■ **DO THIS**:
Give only the number of lines in these records that contain the word "spécialités".

# start of EXERCISE MATERIALS

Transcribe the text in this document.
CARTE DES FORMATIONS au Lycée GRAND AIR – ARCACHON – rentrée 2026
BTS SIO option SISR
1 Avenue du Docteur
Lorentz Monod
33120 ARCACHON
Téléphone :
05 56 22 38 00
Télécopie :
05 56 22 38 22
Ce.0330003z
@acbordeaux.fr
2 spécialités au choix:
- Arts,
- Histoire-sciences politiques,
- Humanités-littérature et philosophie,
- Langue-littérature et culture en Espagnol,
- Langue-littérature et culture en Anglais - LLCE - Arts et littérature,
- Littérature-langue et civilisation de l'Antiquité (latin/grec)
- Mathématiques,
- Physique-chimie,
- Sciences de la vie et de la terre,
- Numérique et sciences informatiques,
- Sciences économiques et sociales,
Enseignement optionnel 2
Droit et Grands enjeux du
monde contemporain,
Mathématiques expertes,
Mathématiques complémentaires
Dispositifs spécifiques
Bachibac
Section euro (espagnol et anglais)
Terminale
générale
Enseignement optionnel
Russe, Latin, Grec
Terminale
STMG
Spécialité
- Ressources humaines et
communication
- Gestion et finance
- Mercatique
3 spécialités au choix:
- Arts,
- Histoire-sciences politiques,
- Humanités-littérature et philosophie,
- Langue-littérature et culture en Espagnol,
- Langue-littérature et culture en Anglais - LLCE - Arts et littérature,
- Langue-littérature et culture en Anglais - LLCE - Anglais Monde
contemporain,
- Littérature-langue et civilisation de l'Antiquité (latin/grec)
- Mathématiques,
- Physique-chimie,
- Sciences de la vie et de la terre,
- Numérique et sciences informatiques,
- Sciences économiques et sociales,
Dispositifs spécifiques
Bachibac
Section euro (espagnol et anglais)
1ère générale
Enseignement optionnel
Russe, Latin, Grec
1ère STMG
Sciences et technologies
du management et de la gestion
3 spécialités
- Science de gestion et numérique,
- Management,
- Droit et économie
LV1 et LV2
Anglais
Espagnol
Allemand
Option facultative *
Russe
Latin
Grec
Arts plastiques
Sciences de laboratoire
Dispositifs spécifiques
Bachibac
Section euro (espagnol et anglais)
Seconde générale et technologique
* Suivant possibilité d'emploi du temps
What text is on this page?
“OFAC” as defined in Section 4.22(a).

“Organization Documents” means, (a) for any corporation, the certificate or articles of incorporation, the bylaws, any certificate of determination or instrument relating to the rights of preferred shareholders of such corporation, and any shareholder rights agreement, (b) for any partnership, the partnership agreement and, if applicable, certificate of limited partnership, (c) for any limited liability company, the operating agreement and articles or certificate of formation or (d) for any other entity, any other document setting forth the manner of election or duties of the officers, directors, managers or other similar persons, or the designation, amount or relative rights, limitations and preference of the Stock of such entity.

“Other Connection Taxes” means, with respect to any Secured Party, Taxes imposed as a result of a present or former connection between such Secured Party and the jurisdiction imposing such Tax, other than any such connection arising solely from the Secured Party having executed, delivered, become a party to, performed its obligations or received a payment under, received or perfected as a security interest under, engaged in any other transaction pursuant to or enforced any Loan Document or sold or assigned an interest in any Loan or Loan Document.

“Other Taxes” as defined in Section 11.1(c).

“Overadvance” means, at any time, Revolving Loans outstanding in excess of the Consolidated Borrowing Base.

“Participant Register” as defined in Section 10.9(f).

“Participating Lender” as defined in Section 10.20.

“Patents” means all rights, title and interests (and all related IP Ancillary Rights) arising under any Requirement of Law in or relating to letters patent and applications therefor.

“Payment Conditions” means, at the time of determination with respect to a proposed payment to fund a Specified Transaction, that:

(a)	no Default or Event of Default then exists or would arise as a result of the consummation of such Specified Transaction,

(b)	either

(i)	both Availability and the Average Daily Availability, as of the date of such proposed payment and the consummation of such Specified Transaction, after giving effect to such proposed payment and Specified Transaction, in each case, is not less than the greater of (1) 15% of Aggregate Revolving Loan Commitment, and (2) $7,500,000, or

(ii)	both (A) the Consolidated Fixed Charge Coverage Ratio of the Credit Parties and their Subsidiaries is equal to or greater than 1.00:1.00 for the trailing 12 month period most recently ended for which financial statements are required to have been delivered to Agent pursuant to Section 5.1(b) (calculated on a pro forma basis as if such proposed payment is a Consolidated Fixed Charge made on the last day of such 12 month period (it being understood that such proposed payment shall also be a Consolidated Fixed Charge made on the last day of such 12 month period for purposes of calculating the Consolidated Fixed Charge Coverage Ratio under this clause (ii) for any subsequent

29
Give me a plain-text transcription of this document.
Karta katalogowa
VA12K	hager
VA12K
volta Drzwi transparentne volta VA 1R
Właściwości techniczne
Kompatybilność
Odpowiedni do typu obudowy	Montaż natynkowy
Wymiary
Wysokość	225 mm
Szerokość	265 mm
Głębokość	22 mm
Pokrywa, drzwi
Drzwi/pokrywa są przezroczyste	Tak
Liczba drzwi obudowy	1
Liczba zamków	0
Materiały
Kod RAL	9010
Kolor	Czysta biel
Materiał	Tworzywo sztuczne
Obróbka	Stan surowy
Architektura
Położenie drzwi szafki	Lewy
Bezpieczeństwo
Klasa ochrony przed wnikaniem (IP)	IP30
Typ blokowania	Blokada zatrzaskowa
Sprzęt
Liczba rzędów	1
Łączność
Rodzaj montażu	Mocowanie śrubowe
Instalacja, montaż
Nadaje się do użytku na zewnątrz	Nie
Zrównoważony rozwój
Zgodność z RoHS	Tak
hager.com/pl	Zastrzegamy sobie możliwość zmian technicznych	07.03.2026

# end of EXERCISE MATERIALS

■ **REPLY**:
3